| WRITTEN TASK |
Check each line of the material. Copy those containing "如图所示".

Excerpt from a dataset

————————

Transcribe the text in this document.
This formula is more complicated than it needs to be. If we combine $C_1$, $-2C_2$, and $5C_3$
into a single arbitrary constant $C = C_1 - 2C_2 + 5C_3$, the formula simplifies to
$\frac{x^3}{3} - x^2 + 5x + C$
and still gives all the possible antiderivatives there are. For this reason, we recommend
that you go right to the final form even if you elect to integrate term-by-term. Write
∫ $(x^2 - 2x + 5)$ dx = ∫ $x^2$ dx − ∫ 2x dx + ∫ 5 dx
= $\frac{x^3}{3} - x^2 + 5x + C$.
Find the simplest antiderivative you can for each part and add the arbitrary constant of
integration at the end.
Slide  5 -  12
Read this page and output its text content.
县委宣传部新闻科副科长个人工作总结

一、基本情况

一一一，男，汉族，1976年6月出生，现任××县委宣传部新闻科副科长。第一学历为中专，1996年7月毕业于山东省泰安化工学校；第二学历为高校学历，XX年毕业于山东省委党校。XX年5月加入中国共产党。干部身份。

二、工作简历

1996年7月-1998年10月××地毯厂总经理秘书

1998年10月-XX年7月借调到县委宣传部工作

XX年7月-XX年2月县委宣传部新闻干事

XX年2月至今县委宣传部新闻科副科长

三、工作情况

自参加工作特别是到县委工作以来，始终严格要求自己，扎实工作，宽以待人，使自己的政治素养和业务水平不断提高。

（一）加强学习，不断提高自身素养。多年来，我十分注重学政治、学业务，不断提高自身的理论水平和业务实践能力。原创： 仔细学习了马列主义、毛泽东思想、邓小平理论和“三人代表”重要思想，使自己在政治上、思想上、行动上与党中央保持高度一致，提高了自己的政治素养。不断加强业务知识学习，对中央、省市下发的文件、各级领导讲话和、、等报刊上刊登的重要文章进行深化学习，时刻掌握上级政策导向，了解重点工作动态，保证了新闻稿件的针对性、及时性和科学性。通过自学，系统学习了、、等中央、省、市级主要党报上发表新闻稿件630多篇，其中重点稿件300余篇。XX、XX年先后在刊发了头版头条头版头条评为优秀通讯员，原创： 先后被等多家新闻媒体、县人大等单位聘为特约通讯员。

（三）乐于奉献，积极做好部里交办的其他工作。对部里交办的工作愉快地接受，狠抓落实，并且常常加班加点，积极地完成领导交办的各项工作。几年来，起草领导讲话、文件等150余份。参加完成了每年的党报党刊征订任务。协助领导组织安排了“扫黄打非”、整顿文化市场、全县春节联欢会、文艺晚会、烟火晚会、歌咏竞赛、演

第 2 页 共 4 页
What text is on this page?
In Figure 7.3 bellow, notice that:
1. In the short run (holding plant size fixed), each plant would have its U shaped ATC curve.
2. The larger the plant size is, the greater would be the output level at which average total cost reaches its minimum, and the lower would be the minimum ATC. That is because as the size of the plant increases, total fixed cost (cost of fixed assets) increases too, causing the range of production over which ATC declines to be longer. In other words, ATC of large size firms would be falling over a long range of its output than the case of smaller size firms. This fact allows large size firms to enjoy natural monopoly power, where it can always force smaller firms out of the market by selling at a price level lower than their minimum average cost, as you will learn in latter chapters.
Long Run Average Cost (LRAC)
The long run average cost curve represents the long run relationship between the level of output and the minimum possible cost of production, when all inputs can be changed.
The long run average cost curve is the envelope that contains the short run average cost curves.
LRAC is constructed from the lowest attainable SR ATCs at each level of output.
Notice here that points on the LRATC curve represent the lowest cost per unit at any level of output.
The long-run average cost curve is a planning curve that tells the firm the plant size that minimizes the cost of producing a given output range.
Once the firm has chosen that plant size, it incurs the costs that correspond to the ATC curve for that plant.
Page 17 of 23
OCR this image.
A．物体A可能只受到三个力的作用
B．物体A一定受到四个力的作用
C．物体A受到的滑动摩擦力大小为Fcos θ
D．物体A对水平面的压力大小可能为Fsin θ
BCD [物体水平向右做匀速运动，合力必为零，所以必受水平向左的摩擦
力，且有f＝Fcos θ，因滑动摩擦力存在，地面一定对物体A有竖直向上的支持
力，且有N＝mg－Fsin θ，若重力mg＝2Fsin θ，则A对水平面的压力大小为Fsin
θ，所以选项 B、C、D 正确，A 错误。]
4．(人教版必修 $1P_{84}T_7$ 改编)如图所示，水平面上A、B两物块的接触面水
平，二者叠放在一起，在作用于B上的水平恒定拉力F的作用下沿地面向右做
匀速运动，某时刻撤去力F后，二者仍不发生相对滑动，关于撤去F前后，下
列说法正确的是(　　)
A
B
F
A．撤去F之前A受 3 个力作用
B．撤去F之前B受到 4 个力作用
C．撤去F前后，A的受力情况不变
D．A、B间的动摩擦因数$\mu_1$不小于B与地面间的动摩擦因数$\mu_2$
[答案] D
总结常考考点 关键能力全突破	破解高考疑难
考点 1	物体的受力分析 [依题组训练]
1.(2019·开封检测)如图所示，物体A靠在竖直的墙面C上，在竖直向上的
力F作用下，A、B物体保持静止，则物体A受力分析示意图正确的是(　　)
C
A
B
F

————————

| RESULT FOR THIS EXERCISE |
4．(人教版必修 $1P_{84}T_7$ 改编)如图所示，水平面上A、B两物块的接触面水
1.(2019·开封检测)如图所示，物体A靠在竖直的墙面C上，在竖直向上的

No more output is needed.